• Work instructions: Could you repeat, word for word, the part of the forum thread below that runs from "## lamaga (May" up to and including "from day 1?"?
***** Source extract
You sound like you have gone through some of the same things I have gone through. My husband is a lot like yours, except this is our first marriage, been together 12 years and married almost 10. We have 3 kids and 2 have autism. My husband also can be very angry and say hurtful things in the heat of anger. I also have a ring issue with my husband. He's never worn his ring really and now I have no clue where it is, but he says it's somewhere in the house and he wants me to look for it. My gut says he flushed it down the toilet or threw it outside or something. 

My husband also has waning sex drive and did before our seperation last year too. During seperation he did cheat. So I have to deal with also being afraid he will get bored or frustrated and leave.
_Posted via Mobile Device_


----------



## lamaga (May 8, 2012)

OK, if you're here for advice, I'm going to be honest with you. Your main problem is not wondering whether your husband maybe is having an affair. Your main problem is why your husband is being angry and emotionally abusive with you, and why you two have reached the point of barely speaking. That's what you need to address, because that's a big relationship-killer. If you find that that behavior stems from an affair, then you can start worrying about an affair, but for right now, you've got much bigger problems to worry about.


----------



## Jellybeans (Mar 8, 2011)

Why did you marry him if it was bad from day 1?

Did he cheat on his ex-wife with you?


----------



## blueskies30 (Jan 27, 2010)

My Husbsnd also confessed that he was angry with me and that's why we had a waning sex life before our seperation. Now my husbands sex drive is effected by stress. I agree that you need to find out why he's so angry all the time.

Also I was also wondering if he cheated on his x wife with you too?
_Posted via Mobile Device_


----------



## blueskies30 (Jan 27, 2010)

If you guys can't get along than maybe an agreed seperation is what you need. I wish I had sked my husband for a seperation in the first place before our forces seperation. We were able to communicate much better away from each other for a while than together. I also was so angry at him that I wanted a break from him and his parents.
_Posted via Mobile Device_


----------
**********
***** Supplied entries
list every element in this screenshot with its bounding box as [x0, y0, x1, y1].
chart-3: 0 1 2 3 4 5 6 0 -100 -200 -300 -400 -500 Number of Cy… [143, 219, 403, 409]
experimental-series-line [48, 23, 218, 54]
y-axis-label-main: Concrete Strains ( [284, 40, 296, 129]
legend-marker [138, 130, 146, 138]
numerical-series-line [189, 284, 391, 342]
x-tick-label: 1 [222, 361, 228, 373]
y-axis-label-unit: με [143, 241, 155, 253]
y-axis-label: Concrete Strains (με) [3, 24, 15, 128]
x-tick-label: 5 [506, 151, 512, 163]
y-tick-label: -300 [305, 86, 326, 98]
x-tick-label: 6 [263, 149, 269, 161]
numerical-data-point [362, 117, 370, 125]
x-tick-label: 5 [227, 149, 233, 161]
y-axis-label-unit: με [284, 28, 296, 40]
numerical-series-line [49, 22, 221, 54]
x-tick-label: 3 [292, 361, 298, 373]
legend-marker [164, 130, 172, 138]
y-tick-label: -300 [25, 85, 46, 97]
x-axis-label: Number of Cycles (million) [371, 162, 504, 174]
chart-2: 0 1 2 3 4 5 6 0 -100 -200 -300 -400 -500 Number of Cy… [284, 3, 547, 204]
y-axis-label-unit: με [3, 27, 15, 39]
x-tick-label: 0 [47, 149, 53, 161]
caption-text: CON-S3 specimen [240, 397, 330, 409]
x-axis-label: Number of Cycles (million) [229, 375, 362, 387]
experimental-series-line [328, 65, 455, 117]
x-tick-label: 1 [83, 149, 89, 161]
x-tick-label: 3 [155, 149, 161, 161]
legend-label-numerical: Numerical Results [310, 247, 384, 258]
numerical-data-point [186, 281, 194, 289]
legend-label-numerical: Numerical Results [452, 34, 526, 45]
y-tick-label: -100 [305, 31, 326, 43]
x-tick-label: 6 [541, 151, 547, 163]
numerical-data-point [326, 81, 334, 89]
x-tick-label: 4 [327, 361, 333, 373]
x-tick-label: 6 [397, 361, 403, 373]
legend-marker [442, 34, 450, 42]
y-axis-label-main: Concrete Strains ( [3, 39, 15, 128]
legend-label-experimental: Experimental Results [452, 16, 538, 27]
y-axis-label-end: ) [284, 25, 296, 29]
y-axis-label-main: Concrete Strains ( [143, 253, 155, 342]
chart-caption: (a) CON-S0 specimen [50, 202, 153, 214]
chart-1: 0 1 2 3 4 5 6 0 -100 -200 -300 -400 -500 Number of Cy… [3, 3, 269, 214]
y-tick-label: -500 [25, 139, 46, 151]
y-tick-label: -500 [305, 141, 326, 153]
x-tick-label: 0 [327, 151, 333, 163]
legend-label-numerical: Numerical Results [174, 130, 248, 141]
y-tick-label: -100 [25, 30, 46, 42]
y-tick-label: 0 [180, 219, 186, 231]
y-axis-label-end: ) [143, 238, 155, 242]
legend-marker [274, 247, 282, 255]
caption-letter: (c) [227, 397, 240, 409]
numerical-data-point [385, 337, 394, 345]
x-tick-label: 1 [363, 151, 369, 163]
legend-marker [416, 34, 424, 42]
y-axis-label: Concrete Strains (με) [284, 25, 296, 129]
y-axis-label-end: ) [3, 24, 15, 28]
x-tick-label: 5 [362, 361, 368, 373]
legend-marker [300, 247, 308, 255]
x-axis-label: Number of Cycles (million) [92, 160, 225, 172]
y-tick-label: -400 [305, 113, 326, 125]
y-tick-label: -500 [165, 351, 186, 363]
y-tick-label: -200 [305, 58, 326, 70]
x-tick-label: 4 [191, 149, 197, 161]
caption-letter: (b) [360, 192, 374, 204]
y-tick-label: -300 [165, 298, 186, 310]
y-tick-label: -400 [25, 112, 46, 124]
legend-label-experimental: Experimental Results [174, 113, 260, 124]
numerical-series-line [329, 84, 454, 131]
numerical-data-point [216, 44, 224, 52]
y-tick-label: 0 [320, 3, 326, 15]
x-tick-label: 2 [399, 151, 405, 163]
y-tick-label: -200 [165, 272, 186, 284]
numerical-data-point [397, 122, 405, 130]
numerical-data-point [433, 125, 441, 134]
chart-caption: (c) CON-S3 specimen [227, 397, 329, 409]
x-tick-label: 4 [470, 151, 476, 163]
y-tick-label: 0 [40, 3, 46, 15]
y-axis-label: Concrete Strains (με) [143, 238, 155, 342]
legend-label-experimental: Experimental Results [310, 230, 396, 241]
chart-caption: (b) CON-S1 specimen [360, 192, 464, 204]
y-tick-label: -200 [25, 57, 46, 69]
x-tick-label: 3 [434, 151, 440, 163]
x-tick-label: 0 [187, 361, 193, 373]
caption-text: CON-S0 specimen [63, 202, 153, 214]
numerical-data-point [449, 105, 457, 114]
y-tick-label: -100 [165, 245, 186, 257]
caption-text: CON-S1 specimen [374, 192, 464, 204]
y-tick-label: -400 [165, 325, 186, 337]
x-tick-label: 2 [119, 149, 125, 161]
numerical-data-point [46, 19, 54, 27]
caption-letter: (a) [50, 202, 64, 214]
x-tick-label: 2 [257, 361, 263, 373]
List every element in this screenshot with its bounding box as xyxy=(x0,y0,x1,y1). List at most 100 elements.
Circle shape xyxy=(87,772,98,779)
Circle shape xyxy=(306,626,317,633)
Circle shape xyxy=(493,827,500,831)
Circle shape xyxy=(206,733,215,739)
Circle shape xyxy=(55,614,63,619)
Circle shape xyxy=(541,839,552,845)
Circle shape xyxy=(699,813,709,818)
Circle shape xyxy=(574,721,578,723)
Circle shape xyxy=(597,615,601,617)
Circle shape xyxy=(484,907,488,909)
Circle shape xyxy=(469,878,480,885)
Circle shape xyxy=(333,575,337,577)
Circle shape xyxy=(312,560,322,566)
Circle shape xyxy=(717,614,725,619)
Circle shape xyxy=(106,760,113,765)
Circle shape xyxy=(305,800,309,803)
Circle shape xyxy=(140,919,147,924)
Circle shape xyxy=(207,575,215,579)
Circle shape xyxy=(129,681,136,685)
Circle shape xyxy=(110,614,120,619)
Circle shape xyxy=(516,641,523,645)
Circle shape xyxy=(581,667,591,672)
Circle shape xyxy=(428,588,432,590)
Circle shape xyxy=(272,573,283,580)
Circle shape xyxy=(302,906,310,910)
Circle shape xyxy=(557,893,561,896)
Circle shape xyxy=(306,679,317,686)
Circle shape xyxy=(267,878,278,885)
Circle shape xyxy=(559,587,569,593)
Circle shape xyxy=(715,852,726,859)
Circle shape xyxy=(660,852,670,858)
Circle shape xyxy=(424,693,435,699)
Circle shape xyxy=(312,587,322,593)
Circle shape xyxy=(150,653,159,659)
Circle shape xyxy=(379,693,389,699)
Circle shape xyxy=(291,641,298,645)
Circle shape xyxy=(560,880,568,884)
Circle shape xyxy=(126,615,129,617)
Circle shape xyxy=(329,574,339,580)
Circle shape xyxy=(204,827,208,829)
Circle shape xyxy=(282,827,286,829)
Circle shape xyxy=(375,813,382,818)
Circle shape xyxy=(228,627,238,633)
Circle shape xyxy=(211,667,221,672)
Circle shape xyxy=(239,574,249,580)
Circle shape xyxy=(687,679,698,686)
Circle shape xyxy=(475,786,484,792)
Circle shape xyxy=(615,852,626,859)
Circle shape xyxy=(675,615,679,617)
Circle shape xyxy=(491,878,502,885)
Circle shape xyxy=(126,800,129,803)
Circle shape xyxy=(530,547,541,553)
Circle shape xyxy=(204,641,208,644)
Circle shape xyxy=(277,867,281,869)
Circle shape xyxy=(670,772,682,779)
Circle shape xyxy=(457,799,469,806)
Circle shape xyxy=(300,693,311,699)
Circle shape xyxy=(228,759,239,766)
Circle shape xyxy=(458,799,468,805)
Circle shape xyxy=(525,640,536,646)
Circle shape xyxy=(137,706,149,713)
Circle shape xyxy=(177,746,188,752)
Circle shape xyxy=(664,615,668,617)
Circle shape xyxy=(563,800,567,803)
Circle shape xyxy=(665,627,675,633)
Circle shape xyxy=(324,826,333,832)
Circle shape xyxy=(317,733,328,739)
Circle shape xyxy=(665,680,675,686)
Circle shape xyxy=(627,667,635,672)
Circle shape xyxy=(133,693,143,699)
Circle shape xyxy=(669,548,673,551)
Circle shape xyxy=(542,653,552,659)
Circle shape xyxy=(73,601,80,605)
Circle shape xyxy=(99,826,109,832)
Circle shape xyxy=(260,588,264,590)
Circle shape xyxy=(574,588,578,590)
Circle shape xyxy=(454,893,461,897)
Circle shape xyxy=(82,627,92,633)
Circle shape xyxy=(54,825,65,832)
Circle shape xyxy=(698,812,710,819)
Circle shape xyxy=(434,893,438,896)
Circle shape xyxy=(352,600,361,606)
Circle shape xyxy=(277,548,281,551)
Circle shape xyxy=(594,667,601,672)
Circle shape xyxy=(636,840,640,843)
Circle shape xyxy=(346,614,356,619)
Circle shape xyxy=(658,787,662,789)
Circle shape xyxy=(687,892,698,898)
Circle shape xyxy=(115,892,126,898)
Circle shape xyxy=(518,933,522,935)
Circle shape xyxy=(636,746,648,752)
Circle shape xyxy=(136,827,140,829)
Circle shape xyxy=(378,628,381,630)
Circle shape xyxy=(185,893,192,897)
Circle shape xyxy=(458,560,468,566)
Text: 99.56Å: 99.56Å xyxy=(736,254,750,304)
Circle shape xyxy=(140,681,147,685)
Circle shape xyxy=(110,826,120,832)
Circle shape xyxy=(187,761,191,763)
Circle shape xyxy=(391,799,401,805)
**********
• Complete response:
## lamaga (May 8, 2012)

OK, if you're here for advice, I'm going to be honest with you. Your main problem is not wondering whether your husband maybe is having an affair. Your main problem is why your husband is being angry and emotionally abusive with you, and why you two have reached the point of barely speaking. That's what you need to address, because that's a big relationship-killer. If you find that that behavior stems from an affair, then you can start worrying about an affair, but for right now, you've got much bigger problems to worry about.


----------



## Jellybeans (Mar 8, 2011)

Why did you marry him if it was bad from day 1?